* [What you will do]: Your task is to give the listing below back word for word, pictures excluded.

* [Information supplied]:

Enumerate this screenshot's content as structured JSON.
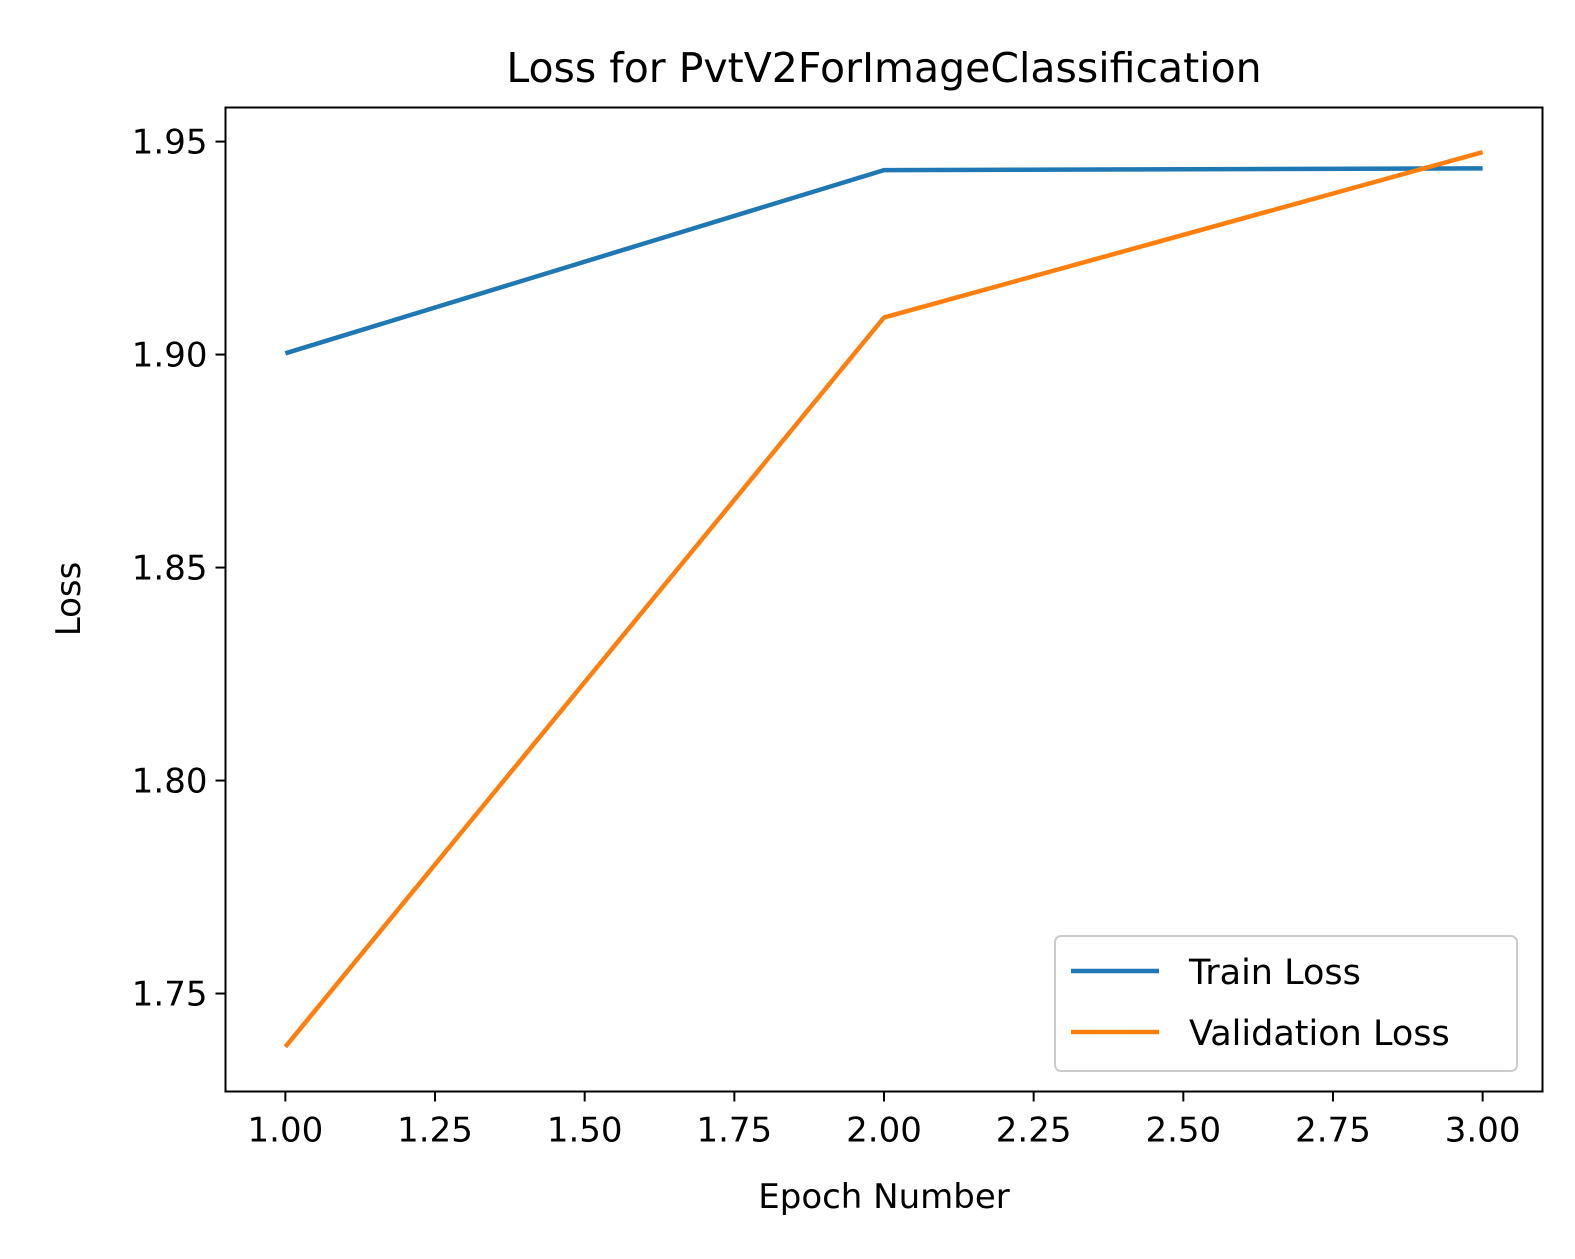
{
  "chart_data": {
    "type": "line",
    "title": "Loss for PvtV2ForImageClassification",
    "xlabel": "Epoch Number",
    "ylabel": "Loss",
    "xlim": [
      0.9,
      3.1
    ],
    "ylim": [
      1.727,
      1.958
    ],
    "xticks": [
      1.0,
      1.25,
      1.5,
      1.75,
      2.0,
      2.25,
      2.5,
      2.75,
      3.0
    ],
    "xtick_labels": [
      "1.00",
      "1.25",
      "1.50",
      "1.75",
      "2.00",
      "2.25",
      "2.50",
      "2.75",
      "3.00"
    ],
    "yticks": [
      1.75,
      1.8,
      1.85,
      1.9,
      1.95
    ],
    "ytick_labels": [
      "1.75",
      "1.80",
      "1.85",
      "1.90",
      "1.95"
    ],
    "grid": false,
    "legend_position": "lower right",
    "series": [
      {
        "name": "Train Loss",
        "color": "#1f77b4",
        "x": [
          1,
          2,
          3
        ],
        "y": [
          1.9003,
          1.9433,
          1.9437
        ]
      },
      {
        "name": "Validation Loss",
        "color": "#ff7f0e",
        "x": [
          1,
          2,
          3
        ],
        "y": [
          1.7375,
          1.9087,
          1.9475
        ]
      }
    ]
  }
}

* [Exercise solution]:
Enumerate this screenshot's content as structured JSON.
{
  "chart_data": {
    "type": "line",
    "title": "Loss for PvtV2ForImageClassification",
    "xlabel": "Epoch Number",
    "ylabel": "Loss",
    "xlim": [
      0.9,
      3.1
    ],
    "ylim": [
      1.727,
      1.958
    ],
    "xticks": [
      1.0,
      1.25,
      1.5,
      1.75,
      2.0,
      2.25,
      2.5,
      2.75,
      3.0
    ],
    "xtick_labels": [
      "1.00",
      "1.25",
      "1.50",
      "1.75",
      "2.00",
      "2.25",
      "2.50",
      "2.75",
      "3.00"
    ],
    "yticks": [
      1.75,
      1.8,
      1.85,
      1.9,
      1.95
    ],
    "ytick_labels": [
      "1.75",
      "1.80",
      "1.85",
      "1.90",
      "1.95"
    ],
    "grid": false,
    "legend_position": "lower right",
    "series": [
      {
        "name": "Train Loss",
        "color": "#1f77b4",
        "x": [
          1,
          2,
          3
        ],
        "y": [
          1.9003,
          1.9433,
          1.9437
        ]
      },
      {
        "name": "Validation Loss",
        "color": "#ff7f0e",
        "x": [
          1,
          2,
          3
        ],
        "y": [
          1.7375,
          1.9087,
          1.9475
        ]
      }
    ]
  }
}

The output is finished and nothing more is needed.